• **GIVEN INSTRUCTION**
Reproduce the data exactly and drop any pictures it holds.

• **RECORDS PROVIDED**

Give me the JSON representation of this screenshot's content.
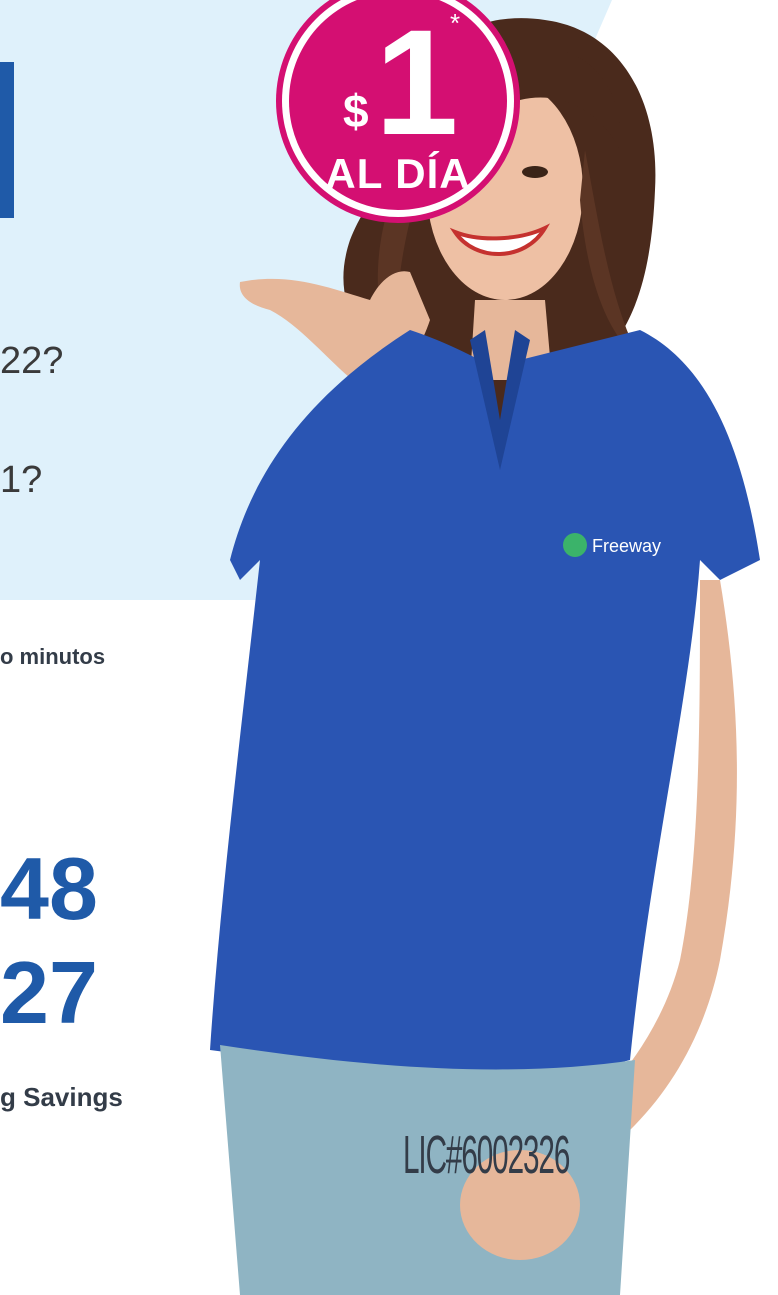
{
  "badge": {
    "currency": "$",
    "amount": "1",
    "asterisk": "*",
    "period": "AL DÍA"
  },
  "question_1": "22?",
  "question_2": "1?",
  "minutes_text": "o minutos",
  "phone_1": "48",
  "phone_2": "27",
  "savings_text": "g Savings",
  "license": "LIC#6002326",
  "shirt_logo": "Freeway",
  "colors": {
    "panel_light_blue": "#dff1fb",
    "brand_blue": "#1f5aa8",
    "badge_magenta": "#d40f72",
    "text_dark": "#333c48"
  }
}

• **ANSWER IN FULL**
Give me the JSON representation of this screenshot's content.
{
  "badge": {
    "currency": "$",
    "amount": "1",
    "asterisk": "*",
    "period": "AL DÍA"
  },
  "question_1": "22?",
  "question_2": "1?",
  "minutes_text": "o minutos",
  "phone_1": "48",
  "phone_2": "27",
  "savings_text": "g Savings",
  "license": "LIC#6002326",
  "shirt_logo": "Freeway",
  "colors": {
    "panel_light_blue": "#dff1fb",
    "brand_blue": "#1f5aa8",
    "badge_magenta": "#d40f72",
    "text_dark": "#333c48"
  }
}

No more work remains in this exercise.